Figure dataset records
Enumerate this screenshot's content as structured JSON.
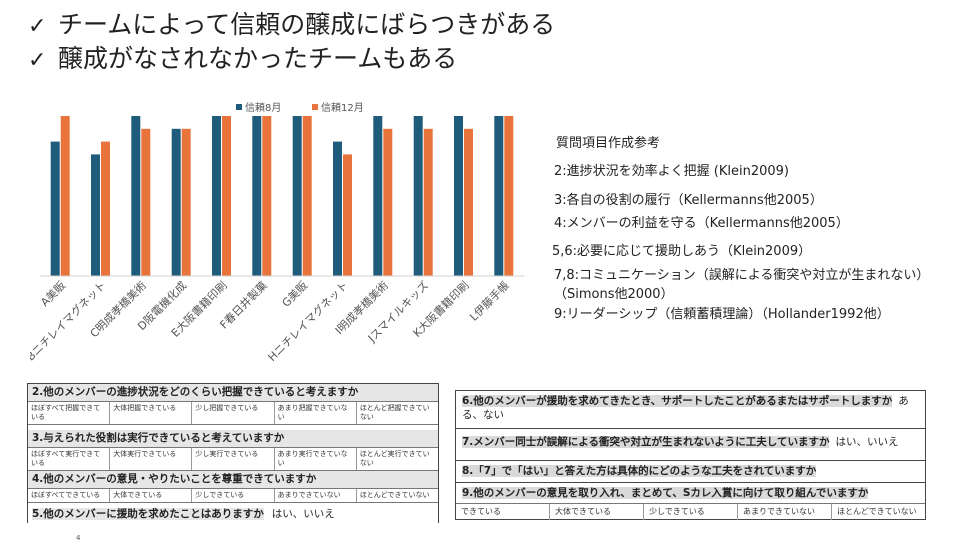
{
  "headlines": [
    {
      "check": "✓",
      "text": "チームによって信頼の醸成にばらつきがある"
    },
    {
      "check": "✓",
      "text": "醸成がなされなかったチームもある"
    }
  ],
  "chart_data": {
    "type": "bar",
    "categories": [
      "A美販",
      "Bニチレイマグネット",
      "C明成孝橋美術",
      "D阪電機化成",
      "E大阪書籍印刷",
      "F春日井製菓",
      "G美販",
      "Hニチレイマグネット",
      "I明成孝橋美術",
      "Jスマイルキッズ",
      "K大阪書籍印刷",
      "L伊藤手帳"
    ],
    "series": [
      {
        "name": "信頼8月",
        "color": "#1f5b7a",
        "values": [
          4.2,
          3.8,
          5.0,
          4.6,
          5.0,
          5.0,
          5.0,
          4.2,
          5.0,
          5.0,
          5.0,
          5.0
        ]
      },
      {
        "name": "信頼12月",
        "color": "#e8743b",
        "values": [
          5.0,
          4.2,
          4.6,
          4.6,
          5.0,
          5.0,
          5.0,
          3.8,
          4.6,
          4.6,
          4.6,
          5.0
        ]
      }
    ],
    "ylim": [
      0,
      5
    ],
    "legend": "top-center",
    "grid": false
  },
  "references": {
    "title": "質問項目作成参考",
    "items": [
      "2:進捗状況を効率よく把握 (Klein2009)",
      "3:各自の役割の履行（Kellermanns他2005）",
      "4:メンバーの利益を守る（Kellermanns他2005）",
      "5,6:必要に応じて援助しあう（Klein2009）",
      "7,8:コミュニケーション（誤解による衝突や対立が生まれない）（Simons他2000）",
      "9:リーダーシップ（信頼蓄積理論）（Hollander1992他）"
    ]
  },
  "questions_left": {
    "q2": {
      "text": "2.他のメンバーの進捗状況をどのくらい把握できていると考えますか",
      "options": [
        "ほぼすべて把握できている",
        "大体把握できている",
        "少し把握できている",
        "あまり把握できていない",
        "ほとんど把握できていない"
      ]
    },
    "q3": {
      "text": "3.与えられた役割は実行できていると考えていますか",
      "options": [
        "ほぼすべて実行できている",
        "大体実行できている",
        "少し実行できている",
        "あまり実行できていない",
        "ほとんど実行できていない"
      ]
    },
    "q4": {
      "text": "4.他のメンバーの意見・やりたいことを尊重できていますか",
      "options": [
        "ほぼすべてできている",
        "大体できている",
        "少しできている",
        "あまりできていない",
        "ほとんどできていない"
      ]
    },
    "q5": {
      "text": "5.他のメンバーに援助を求めたことはありますか",
      "answer": "はい、いいえ"
    }
  },
  "questions_right": {
    "q6": {
      "text": "6.他のメンバーが援助を求めてきたとき、サポートしたことがあるまたはサポートしますか",
      "answer": "ある、ない"
    },
    "q7": {
      "text": "7.メンバー同士が誤解による衝突や対立が生まれないように工夫していますか",
      "answer": "はい、いいえ"
    },
    "q8": {
      "text": "8.「7」で「はい」と答えた方は具体的にどのような工夫をされていますか"
    },
    "q9": {
      "text": "9.他のメンバーの意見を取り入れ、まとめて、Sカレ入賞に向けて取り組んでいますか",
      "options": [
        "できている",
        "大体できている",
        "少しできている",
        "あまりできていない",
        "ほとんどできていない"
      ]
    }
  },
  "footnote": "4"
}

AIM OF THE EXERCISE ▸ Give the data again exactly as written, with all pictures left out.

SOLUTION TO THIS TASK ▸
Enumerate this screenshot's content as structured JSON.
{
  "headlines": [
    {
      "check": "✓",
      "text": "チームによって信頼の醸成にばらつきがある"
    },
    {
      "check": "✓",
      "text": "醸成がなされなかったチームもある"
    }
  ],
  "chart_data": {
    "type": "bar",
    "categories": [
      "A美販",
      "Bニチレイマグネット",
      "C明成孝橋美術",
      "D阪電機化成",
      "E大阪書籍印刷",
      "F春日井製菓",
      "G美販",
      "Hニチレイマグネット",
      "I明成孝橋美術",
      "Jスマイルキッズ",
      "K大阪書籍印刷",
      "L伊藤手帳"
    ],
    "series": [
      {
        "name": "信頼8月",
        "color": "#1f5b7a",
        "values": [
          4.2,
          3.8,
          5.0,
          4.6,
          5.0,
          5.0,
          5.0,
          4.2,
          5.0,
          5.0,
          5.0,
          5.0
        ]
      },
      {
        "name": "信頼12月",
        "color": "#e8743b",
        "values": [
          5.0,
          4.2,
          4.6,
          4.6,
          5.0,
          5.0,
          5.0,
          3.8,
          4.6,
          4.6,
          4.6,
          5.0
        ]
      }
    ],
    "ylim": [
      0,
      5
    ],
    "legend": "top-center",
    "grid": false
  },
  "references": {
    "title": "質問項目作成参考",
    "items": [
      "2:進捗状況を効率よく把握 (Klein2009)",
      "3:各自の役割の履行（Kellermanns他2005）",
      "4:メンバーの利益を守る（Kellermanns他2005）",
      "5,6:必要に応じて援助しあう（Klein2009）",
      "7,8:コミュニケーション（誤解による衝突や対立が生まれない）（Simons他2000）",
      "9:リーダーシップ（信頼蓄積理論）（Hollander1992他）"
    ]
  },
  "questions_left": {
    "q2": {
      "text": "2.他のメンバーの進捗状況をどのくらい把握できていると考えますか",
      "options": [
        "ほぼすべて把握できている",
        "大体把握できている",
        "少し把握できている",
        "あまり把握できていない",
        "ほとんど把握できていない"
      ]
    },
    "q3": {
      "text": "3.与えられた役割は実行できていると考えていますか",
      "options": [
        "ほぼすべて実行できている",
        "大体実行できている",
        "少し実行できている",
        "あまり実行できていない",
        "ほとんど実行できていない"
      ]
    },
    "q4": {
      "text": "4.他のメンバーの意見・やりたいことを尊重できていますか",
      "options": [
        "ほぼすべてできている",
        "大体できている",
        "少しできている",
        "あまりできていない",
        "ほとんどできていない"
      ]
    },
    "q5": {
      "text": "5.他のメンバーに援助を求めたことはありますか",
      "answer": "はい、いいえ"
    }
  },
  "questions_right": {
    "q6": {
      "text": "6.他のメンバーが援助を求めてきたとき、サポートしたことがあるまたはサポートしますか",
      "answer": "ある、ない"
    },
    "q7": {
      "text": "7.メンバー同士が誤解による衝突や対立が生まれないように工夫していますか",
      "answer": "はい、いいえ"
    },
    "q8": {
      "text": "8.「7」で「はい」と答えた方は具体的にどのような工夫をされていますか"
    },
    "q9": {
      "text": "9.他のメンバーの意見を取り入れ、まとめて、Sカレ入賞に向けて取り組んでいますか",
      "options": [
        "できている",
        "大体できている",
        "少しできている",
        "あまりできていない",
        "ほとんどできていない"
      ]
    }
  },
  "footnote": "4"
}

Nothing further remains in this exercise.